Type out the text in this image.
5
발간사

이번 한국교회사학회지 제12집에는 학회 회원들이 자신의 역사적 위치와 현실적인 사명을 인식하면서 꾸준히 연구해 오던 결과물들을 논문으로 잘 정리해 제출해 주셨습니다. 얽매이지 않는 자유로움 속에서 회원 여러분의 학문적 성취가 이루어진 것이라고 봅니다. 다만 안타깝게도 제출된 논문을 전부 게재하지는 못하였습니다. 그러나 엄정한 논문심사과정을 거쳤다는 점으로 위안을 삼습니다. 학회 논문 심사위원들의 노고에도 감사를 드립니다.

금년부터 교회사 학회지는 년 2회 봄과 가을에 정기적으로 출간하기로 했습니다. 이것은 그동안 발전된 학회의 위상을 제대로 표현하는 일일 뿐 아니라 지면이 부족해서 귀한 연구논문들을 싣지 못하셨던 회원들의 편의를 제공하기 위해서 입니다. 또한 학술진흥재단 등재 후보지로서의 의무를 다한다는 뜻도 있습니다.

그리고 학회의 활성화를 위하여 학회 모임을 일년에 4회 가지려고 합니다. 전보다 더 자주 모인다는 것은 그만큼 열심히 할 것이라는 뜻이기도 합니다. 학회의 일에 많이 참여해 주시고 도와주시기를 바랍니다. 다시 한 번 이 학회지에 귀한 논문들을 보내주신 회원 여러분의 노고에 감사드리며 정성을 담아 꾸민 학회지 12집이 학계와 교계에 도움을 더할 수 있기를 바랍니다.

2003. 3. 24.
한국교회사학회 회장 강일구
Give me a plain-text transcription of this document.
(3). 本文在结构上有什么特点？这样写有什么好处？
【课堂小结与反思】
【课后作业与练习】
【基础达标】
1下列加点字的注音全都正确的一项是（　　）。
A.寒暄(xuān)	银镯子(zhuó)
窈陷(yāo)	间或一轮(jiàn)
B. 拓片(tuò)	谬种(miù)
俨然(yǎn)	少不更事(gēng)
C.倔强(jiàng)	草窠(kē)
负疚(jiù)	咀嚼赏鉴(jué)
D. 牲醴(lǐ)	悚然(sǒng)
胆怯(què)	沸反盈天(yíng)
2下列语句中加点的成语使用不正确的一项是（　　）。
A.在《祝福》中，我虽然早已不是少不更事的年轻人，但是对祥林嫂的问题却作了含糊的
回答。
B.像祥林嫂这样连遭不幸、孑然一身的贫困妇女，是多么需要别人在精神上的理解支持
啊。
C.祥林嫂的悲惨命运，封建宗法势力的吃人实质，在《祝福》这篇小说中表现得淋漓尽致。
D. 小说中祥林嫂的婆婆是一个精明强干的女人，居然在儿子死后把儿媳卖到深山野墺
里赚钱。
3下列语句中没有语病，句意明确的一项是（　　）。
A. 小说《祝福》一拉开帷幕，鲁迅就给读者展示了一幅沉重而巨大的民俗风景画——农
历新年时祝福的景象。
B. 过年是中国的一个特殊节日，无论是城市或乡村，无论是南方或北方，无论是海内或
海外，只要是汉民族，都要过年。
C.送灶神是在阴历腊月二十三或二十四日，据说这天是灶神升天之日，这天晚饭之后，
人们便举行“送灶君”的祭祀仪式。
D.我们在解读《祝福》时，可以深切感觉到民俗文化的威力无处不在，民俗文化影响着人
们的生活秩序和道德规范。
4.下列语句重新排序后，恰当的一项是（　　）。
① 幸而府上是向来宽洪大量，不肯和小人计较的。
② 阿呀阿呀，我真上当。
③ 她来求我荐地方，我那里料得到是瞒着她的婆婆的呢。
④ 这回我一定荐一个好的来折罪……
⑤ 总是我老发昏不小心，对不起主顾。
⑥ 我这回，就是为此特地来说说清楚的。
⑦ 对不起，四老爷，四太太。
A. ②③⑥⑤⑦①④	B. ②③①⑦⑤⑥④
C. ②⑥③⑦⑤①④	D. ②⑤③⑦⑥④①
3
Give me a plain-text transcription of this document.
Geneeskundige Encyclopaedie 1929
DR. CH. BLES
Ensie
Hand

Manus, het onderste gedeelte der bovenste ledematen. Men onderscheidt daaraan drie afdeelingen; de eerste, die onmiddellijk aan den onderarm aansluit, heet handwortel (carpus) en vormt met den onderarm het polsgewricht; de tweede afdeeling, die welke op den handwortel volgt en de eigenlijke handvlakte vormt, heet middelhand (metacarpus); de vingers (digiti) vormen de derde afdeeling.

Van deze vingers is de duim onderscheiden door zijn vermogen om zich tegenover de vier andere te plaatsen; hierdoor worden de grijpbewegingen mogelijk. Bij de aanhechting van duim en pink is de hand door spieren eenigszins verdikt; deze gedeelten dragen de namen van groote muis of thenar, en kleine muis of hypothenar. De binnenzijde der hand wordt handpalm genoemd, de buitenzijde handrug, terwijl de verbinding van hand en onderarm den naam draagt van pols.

## Goal of the exercise
Write out every line from the records above, word for word.

## Response below
Type out the text in this image.
5
발간사

이번 한국교회사학회지 제12집에는 학회 회원들이 자신의 역사적 위치와 현실적인 사명을 인식하면서 꾸준히 연구해 오던 결과물들을 논문으로 잘 정리해 제출해 주셨습니다. 얽매이지 않는 자유로움 속에서 회원 여러분의 학문적 성취가 이루어진 것이라고 봅니다. 다만 안타깝게도 제출된 논문을 전부 게재하지는 못하였습니다. 그러나 엄정한 논문심사과정을 거쳤다는 점으로 위안을 삼습니다. 학회 논문 심사위원들의 노고에도 감사를 드립니다.

금년부터 교회사 학회지는 년 2회 봄과 가을에 정기적으로 출간하기로 했습니다. 이것은 그동안 발전된 학회의 위상을 제대로 표현하는 일일 뿐 아니라 지면이 부족해서 귀한 연구논문들을 싣지 못하셨던 회원들의 편의를 제공하기 위해서 입니다. 또한 학술진흥재단 등재 후보지로서의 의무를 다한다는 뜻도 있습니다.

그리고 학회의 활성화를 위하여 학회 모임을 일년에 4회 가지려고 합니다. 전보다 더 자주 모인다는 것은 그만큼 열심히 할 것이라는 뜻이기도 합니다. 학회의 일에 많이 참여해 주시고 도와주시기를 바랍니다. 다시 한 번 이 학회지에 귀한 논문들을 보내주신 회원 여러분의 노고에 감사드리며 정성을 담아 꾸민 학회지 12집이 학계와 교계에 도움을 더할 수 있기를 바랍니다.

2003. 3. 24.
한국교회사학회 회장 강일구
Give me a plain-text transcription of this document.
(3). 本文在结构上有什么特点？这样写有什么好处？
【课堂小结与反思】
【课后作业与练习】
【基础达标】
1下列加点字的注音全都正确的一项是（　　）。
A.寒暄(xuān)	银镯子(zhuó)
窈陷(yāo)	间或一轮(jiàn)
B. 拓片(tuò)	谬种(miù)
俨然(yǎn)	少不更事(gēng)
C.倔强(jiàng)	草窠(kē)
负疚(jiù)	咀嚼赏鉴(jué)
D. 牲醴(lǐ)	悚然(sǒng)
胆怯(què)	沸反盈天(yíng)
2下列语句中加点的成语使用不正确的一项是（　　）。
A.在《祝福》中，我虽然早已不是少不更事的年轻人，但是对祥林嫂的问题却作了含糊的
回答。
B.像祥林嫂这样连遭不幸、孑然一身的贫困妇女，是多么需要别人在精神上的理解支持
啊。
C.祥林嫂的悲惨命运，封建宗法势力的吃人实质，在《祝福》这篇小说中表现得淋漓尽致。
D. 小说中祥林嫂的婆婆是一个精明强干的女人，居然在儿子死后把儿媳卖到深山野墺
里赚钱。
3下列语句中没有语病，句意明确的一项是（　　）。
A. 小说《祝福》一拉开帷幕，鲁迅就给读者展示了一幅沉重而巨大的民俗风景画——农
历新年时祝福的景象。
B. 过年是中国的一个特殊节日，无论是城市或乡村，无论是南方或北方，无论是海内或
海外，只要是汉民族，都要过年。
C.送灶神是在阴历腊月二十三或二十四日，据说这天是灶神升天之日，这天晚饭之后，
人们便举行“送灶君”的祭祀仪式。
D.我们在解读《祝福》时，可以深切感觉到民俗文化的威力无处不在，民俗文化影响着人
们的生活秩序和道德规范。
4.下列语句重新排序后，恰当的一项是（　　）。
① 幸而府上是向来宽洪大量，不肯和小人计较的。
② 阿呀阿呀，我真上当。
③ 她来求我荐地方，我那里料得到是瞒着她的婆婆的呢。
④ 这回我一定荐一个好的来折罪……
⑤ 总是我老发昏不小心，对不起主顾。
⑥ 我这回，就是为此特地来说说清楚的。
⑦ 对不起，四老爷，四太太。
A. ②③⑥⑤⑦①④	B. ②③①⑦⑤⑥④
C. ②⑥③⑦⑤①④	D. ②⑤③⑦⑥④①
3
Give me a plain-text transcription of this document.
Geneeskundige Encyclopaedie 1929
DR. CH. BLES
Ensie
Hand

Manus, het onderste gedeelte der bovenste ledematen. Men onderscheidt daaraan drie afdeelingen; de eerste, die onmiddellijk aan den onderarm aansluit, heet handwortel (carpus) en vormt met den onderarm het polsgewricht; de tweede afdeeling, die welke op den handwortel volgt en de eigenlijke handvlakte vormt, heet middelhand (metacarpus); de vingers (digiti) vormen de derde afdeeling.

Van deze vingers is de duim onderscheiden door zijn vermogen om zich tegenover de vier andere te plaatsen; hierdoor worden de grijpbewegingen mogelijk. Bij de aanhechting van duim en pink is de hand door spieren eenigszins verdikt; deze gedeelten dragen de namen van groote muis of thenar, en kleine muis of hypothenar. De binnenzijde der hand wordt handpalm genoemd, de buitenzijde handrug, terwijl de verbinding van hand en onderarm den naam draagt van pols.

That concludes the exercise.